[TASK STATEMENT] Write every record out again exactly, and keep images out of it.
-- START OF TASK INPUTS --
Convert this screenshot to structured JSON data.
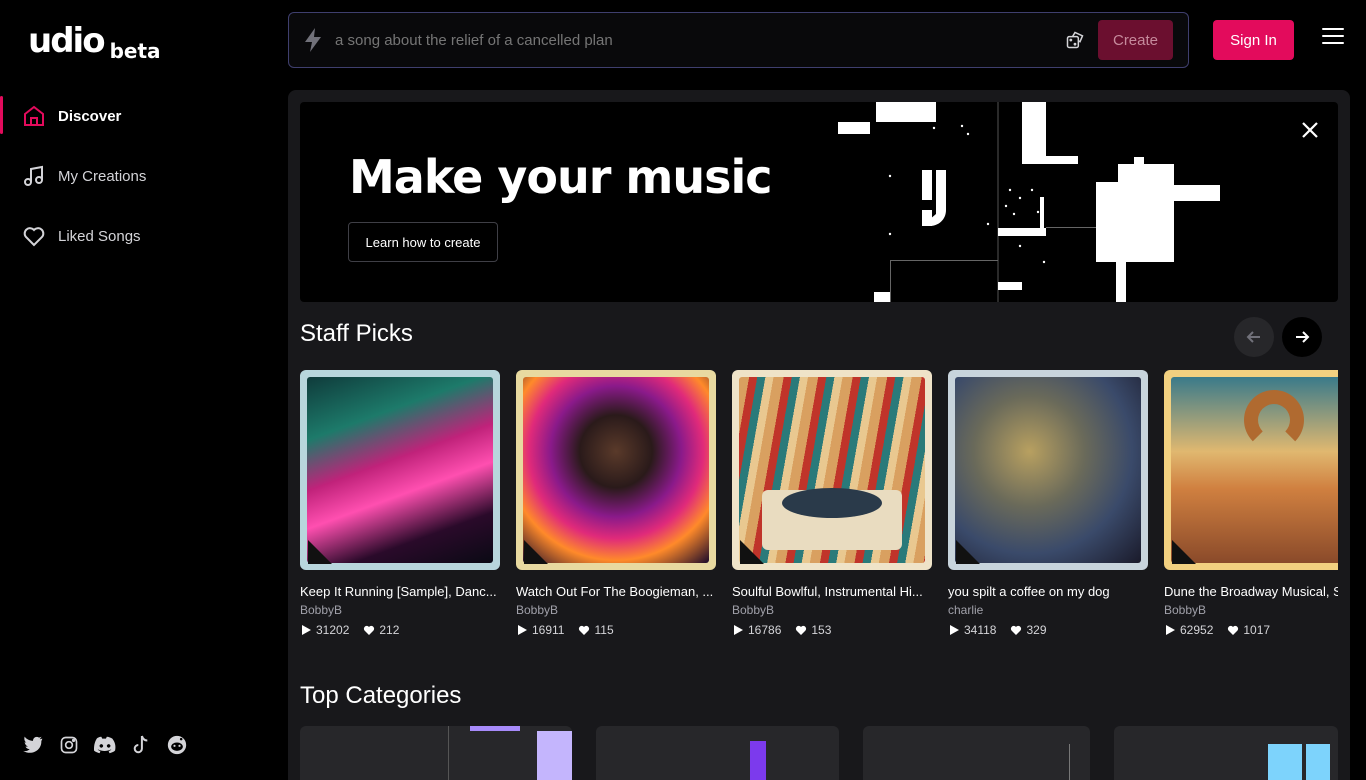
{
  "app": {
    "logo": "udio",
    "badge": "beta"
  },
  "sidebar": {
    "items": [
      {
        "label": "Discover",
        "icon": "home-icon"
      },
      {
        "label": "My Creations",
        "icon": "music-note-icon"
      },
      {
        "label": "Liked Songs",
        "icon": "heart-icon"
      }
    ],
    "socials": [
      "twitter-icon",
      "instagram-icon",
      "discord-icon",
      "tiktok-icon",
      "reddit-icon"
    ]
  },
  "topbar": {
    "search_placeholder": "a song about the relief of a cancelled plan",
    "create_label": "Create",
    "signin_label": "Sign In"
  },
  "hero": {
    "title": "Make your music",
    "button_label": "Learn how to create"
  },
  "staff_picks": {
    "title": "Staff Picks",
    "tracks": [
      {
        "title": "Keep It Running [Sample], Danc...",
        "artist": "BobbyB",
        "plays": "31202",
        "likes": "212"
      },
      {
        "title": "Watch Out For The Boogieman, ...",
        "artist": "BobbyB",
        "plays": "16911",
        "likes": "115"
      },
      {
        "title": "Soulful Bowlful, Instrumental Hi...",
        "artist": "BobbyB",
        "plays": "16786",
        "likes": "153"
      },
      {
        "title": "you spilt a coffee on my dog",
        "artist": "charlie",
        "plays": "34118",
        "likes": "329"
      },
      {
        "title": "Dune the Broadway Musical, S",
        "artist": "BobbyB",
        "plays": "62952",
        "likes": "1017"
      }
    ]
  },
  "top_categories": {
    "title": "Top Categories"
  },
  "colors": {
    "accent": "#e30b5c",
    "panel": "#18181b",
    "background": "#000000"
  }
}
-- END OF TASK INPUTS --
[SOLUTION FOR THIS EXERCISE]
Convert this screenshot to structured JSON data.
{
  "app": {
    "logo": "udio",
    "badge": "beta"
  },
  "sidebar": {
    "items": [
      {
        "label": "Discover",
        "icon": "home-icon"
      },
      {
        "label": "My Creations",
        "icon": "music-note-icon"
      },
      {
        "label": "Liked Songs",
        "icon": "heart-icon"
      }
    ],
    "socials": [
      "twitter-icon",
      "instagram-icon",
      "discord-icon",
      "tiktok-icon",
      "reddit-icon"
    ]
  },
  "topbar": {
    "search_placeholder": "a song about the relief of a cancelled plan",
    "create_label": "Create",
    "signin_label": "Sign In"
  },
  "hero": {
    "title": "Make your music",
    "button_label": "Learn how to create"
  },
  "staff_picks": {
    "title": "Staff Picks",
    "tracks": [
      {
        "title": "Keep It Running [Sample], Danc...",
        "artist": "BobbyB",
        "plays": "31202",
        "likes": "212"
      },
      {
        "title": "Watch Out For The Boogieman, ...",
        "artist": "BobbyB",
        "plays": "16911",
        "likes": "115"
      },
      {
        "title": "Soulful Bowlful, Instrumental Hi...",
        "artist": "BobbyB",
        "plays": "16786",
        "likes": "153"
      },
      {
        "title": "you spilt a coffee on my dog",
        "artist": "charlie",
        "plays": "34118",
        "likes": "329"
      },
      {
        "title": "Dune the Broadway Musical, S",
        "artist": "BobbyB",
        "plays": "62952",
        "likes": "1017"
      }
    ]
  },
  "top_categories": {
    "title": "Top Categories"
  },
  "colors": {
    "accent": "#e30b5c",
    "panel": "#18181b",
    "background": "#000000"
  }
}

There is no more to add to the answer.